### Aim of the exercise:
Produce an exact copy of all the records.

※

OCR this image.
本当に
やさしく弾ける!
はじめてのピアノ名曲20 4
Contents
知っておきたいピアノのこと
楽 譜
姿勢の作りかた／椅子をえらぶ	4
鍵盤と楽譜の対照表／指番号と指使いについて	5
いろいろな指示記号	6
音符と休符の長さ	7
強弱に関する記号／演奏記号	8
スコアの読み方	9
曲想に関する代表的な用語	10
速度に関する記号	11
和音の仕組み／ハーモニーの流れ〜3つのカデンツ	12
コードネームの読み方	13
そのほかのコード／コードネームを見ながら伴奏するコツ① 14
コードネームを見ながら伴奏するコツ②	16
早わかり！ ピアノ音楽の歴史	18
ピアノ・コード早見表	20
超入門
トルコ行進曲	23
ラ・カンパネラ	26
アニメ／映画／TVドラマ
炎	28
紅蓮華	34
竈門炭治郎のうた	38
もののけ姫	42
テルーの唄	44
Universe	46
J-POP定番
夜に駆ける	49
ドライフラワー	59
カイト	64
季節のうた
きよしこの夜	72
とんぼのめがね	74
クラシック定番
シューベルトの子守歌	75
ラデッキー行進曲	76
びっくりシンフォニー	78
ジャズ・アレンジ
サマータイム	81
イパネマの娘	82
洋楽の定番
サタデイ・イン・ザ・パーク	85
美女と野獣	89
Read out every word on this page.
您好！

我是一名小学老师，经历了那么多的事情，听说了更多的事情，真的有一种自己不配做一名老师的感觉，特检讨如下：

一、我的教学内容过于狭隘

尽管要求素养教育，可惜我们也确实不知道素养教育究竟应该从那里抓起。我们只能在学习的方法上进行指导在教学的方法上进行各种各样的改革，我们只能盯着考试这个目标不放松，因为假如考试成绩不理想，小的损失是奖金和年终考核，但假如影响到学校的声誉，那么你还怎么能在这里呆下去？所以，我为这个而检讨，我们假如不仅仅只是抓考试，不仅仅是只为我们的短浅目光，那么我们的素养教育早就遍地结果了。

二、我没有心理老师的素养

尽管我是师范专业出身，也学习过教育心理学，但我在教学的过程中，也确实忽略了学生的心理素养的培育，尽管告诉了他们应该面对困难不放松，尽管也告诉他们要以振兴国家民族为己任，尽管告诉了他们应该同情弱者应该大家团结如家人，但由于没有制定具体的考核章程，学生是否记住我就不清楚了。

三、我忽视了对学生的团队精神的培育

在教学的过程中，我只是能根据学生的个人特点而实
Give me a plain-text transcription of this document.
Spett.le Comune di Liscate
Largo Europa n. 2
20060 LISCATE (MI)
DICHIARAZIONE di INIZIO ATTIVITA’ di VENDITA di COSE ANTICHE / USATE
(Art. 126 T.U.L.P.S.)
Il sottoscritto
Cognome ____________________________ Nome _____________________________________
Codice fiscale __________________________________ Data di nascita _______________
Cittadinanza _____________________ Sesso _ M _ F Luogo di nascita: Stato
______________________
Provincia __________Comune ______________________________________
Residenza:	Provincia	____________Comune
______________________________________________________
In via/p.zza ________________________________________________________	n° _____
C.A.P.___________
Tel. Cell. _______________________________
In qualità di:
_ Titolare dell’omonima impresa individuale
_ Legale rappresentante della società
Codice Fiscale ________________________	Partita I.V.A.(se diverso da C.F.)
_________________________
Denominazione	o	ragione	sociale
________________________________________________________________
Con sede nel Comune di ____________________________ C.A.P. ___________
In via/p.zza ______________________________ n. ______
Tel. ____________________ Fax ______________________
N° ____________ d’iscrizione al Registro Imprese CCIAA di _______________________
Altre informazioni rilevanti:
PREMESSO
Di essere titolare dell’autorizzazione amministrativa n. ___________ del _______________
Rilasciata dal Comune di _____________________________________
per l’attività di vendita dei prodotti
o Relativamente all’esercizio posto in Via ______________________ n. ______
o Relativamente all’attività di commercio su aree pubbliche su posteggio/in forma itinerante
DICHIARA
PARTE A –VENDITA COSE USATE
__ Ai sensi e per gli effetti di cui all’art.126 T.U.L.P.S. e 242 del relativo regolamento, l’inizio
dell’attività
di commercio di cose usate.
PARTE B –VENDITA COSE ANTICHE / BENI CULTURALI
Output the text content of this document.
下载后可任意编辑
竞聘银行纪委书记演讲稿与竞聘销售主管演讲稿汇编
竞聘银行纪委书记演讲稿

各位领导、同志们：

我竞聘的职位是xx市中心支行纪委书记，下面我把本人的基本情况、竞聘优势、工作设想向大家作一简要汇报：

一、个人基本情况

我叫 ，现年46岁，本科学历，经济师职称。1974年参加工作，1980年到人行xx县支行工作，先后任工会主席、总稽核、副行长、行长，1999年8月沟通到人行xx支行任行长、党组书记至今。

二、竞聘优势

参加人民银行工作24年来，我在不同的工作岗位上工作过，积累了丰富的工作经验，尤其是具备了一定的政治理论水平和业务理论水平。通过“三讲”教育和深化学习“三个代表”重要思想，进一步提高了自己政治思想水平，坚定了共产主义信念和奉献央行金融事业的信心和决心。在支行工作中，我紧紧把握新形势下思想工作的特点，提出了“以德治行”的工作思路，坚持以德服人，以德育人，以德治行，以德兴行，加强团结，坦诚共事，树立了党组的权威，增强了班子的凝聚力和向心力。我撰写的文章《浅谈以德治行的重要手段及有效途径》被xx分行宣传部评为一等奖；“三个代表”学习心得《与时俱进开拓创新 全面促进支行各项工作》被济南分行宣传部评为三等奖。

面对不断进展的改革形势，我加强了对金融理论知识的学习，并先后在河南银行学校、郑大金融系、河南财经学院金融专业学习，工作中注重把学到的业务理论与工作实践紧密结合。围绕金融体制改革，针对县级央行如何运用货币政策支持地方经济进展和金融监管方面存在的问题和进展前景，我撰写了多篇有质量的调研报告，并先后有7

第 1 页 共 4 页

※

### The answer:
OCR this image.
本当に
やさしく弾ける!
はじめてのピアノ名曲20 4
Contents
知っておきたいピアノのこと
楽 譜
姿勢の作りかた／椅子をえらぶ	4
鍵盤と楽譜の対照表／指番号と指使いについて	5
いろいろな指示記号	6
音符と休符の長さ	7
強弱に関する記号／演奏記号	8
スコアの読み方	9
曲想に関する代表的な用語	10
速度に関する記号	11
和音の仕組み／ハーモニーの流れ〜3つのカデンツ	12
コードネームの読み方	13
そのほかのコード／コードネームを見ながら伴奏するコツ① 14
コードネームを見ながら伴奏するコツ②	16
早わかり！ ピアノ音楽の歴史	18
ピアノ・コード早見表	20
超入門
トルコ行進曲	23
ラ・カンパネラ	26
アニメ／映画／TVドラマ
炎	28
紅蓮華	34
竈門炭治郎のうた	38
もののけ姫	42
テルーの唄	44
Universe	46
J-POP定番
夜に駆ける	49
ドライフラワー	59
カイト	64
季節のうた
きよしこの夜	72
とんぼのめがね	74
クラシック定番
シューベルトの子守歌	75
ラデッキー行進曲	76
びっくりシンフォニー	78
ジャズ・アレンジ
サマータイム	81
イパネマの娘	82
洋楽の定番
サタデイ・イン・ザ・パーク	85
美女と野獣	89
Read out every word on this page.
您好！

我是一名小学老师，经历了那么多的事情，听说了更多的事情，真的有一种自己不配做一名老师的感觉，特检讨如下：

一、我的教学内容过于狭隘

尽管要求素养教育，可惜我们也确实不知道素养教育究竟应该从那里抓起。我们只能在学习的方法上进行指导在教学的方法上进行各种各样的改革，我们只能盯着考试这个目标不放松，因为假如考试成绩不理想，小的损失是奖金和年终考核，但假如影响到学校的声誉，那么你还怎么能在这里呆下去？所以，我为这个而检讨，我们假如不仅仅只是抓考试，不仅仅是只为我们的短浅目光，那么我们的素养教育早就遍地结果了。

二、我没有心理老师的素养

尽管我是师范专业出身，也学习过教育心理学，但我在教学的过程中，也确实忽略了学生的心理素养的培育，尽管告诉了他们应该面对困难不放松，尽管也告诉他们要以振兴国家民族为己任，尽管告诉了他们应该同情弱者应该大家团结如家人，但由于没有制定具体的考核章程，学生是否记住我就不清楚了。

三、我忽视了对学生的团队精神的培育

在教学的过程中，我只是能根据学生的个人特点而实
Give me a plain-text transcription of this document.
Spett.le Comune di Liscate
Largo Europa n. 2
20060 LISCATE (MI)
DICHIARAZIONE di INIZIO ATTIVITA’ di VENDITA di COSE ANTICHE / USATE
(Art. 126 T.U.L.P.S.)
Il sottoscritto
Cognome ____________________________ Nome _____________________________________
Codice fiscale __________________________________ Data di nascita _______________
Cittadinanza _____________________ Sesso _ M _ F Luogo di nascita: Stato
______________________
Provincia __________Comune ______________________________________
Residenza:	Provincia	____________Comune
______________________________________________________
In via/p.zza ________________________________________________________	n° _____
C.A.P.___________
Tel. Cell. _______________________________
In qualità di:
_ Titolare dell’omonima impresa individuale
_ Legale rappresentante della società
Codice Fiscale ________________________	Partita I.V.A.(se diverso da C.F.)
_________________________
Denominazione	o	ragione	sociale
________________________________________________________________
Con sede nel Comune di ____________________________ C.A.P. ___________
In via/p.zza ______________________________ n. ______
Tel. ____________________ Fax ______________________
N° ____________ d’iscrizione al Registro Imprese CCIAA di _______________________
Altre informazioni rilevanti:
PREMESSO
Di essere titolare dell’autorizzazione amministrativa n. ___________ del _______________
Rilasciata dal Comune di _____________________________________
per l’attività di vendita dei prodotti
o Relativamente all’esercizio posto in Via ______________________ n. ______
o Relativamente all’attività di commercio su aree pubbliche su posteggio/in forma itinerante
DICHIARA
PARTE A –VENDITA COSE USATE
__ Ai sensi e per gli effetti di cui all’art.126 T.U.L.P.S. e 242 del relativo regolamento, l’inizio
dell’attività
di commercio di cose usate.
PARTE B –VENDITA COSE ANTICHE / BENI CULTURALI
Output the text content of this document.
下载后可任意编辑
竞聘银行纪委书记演讲稿与竞聘销售主管演讲稿汇编
竞聘银行纪委书记演讲稿

各位领导、同志们：

我竞聘的职位是xx市中心支行纪委书记，下面我把本人的基本情况、竞聘优势、工作设想向大家作一简要汇报：

一、个人基本情况

我叫 ，现年46岁，本科学历，经济师职称。1974年参加工作，1980年到人行xx县支行工作，先后任工会主席、总稽核、副行长、行长，1999年8月沟通到人行xx支行任行长、党组书记至今。

二、竞聘优势

参加人民银行工作24年来，我在不同的工作岗位上工作过，积累了丰富的工作经验，尤其是具备了一定的政治理论水平和业务理论水平。通过“三讲”教育和深化学习“三个代表”重要思想，进一步提高了自己政治思想水平，坚定了共产主义信念和奉献央行金融事业的信心和决心。在支行工作中，我紧紧把握新形势下思想工作的特点，提出了“以德治行”的工作思路，坚持以德服人，以德育人，以德治行，以德兴行，加强团结，坦诚共事，树立了党组的权威，增强了班子的凝聚力和向心力。我撰写的文章《浅谈以德治行的重要手段及有效途径》被xx分行宣传部评为一等奖；“三个代表”学习心得《与时俱进开拓创新 全面促进支行各项工作》被济南分行宣传部评为三等奖。

面对不断进展的改革形势，我加强了对金融理论知识的学习，并先后在河南银行学校、郑大金融系、河南财经学院金融专业学习，工作中注重把学到的业务理论与工作实践紧密结合。围绕金融体制改革，针对县级央行如何运用货币政策支持地方经济进展和金融监管方面存在的问题和进展前景，我撰写了多篇有质量的调研报告，并先后有7

第 1 页 共 4 页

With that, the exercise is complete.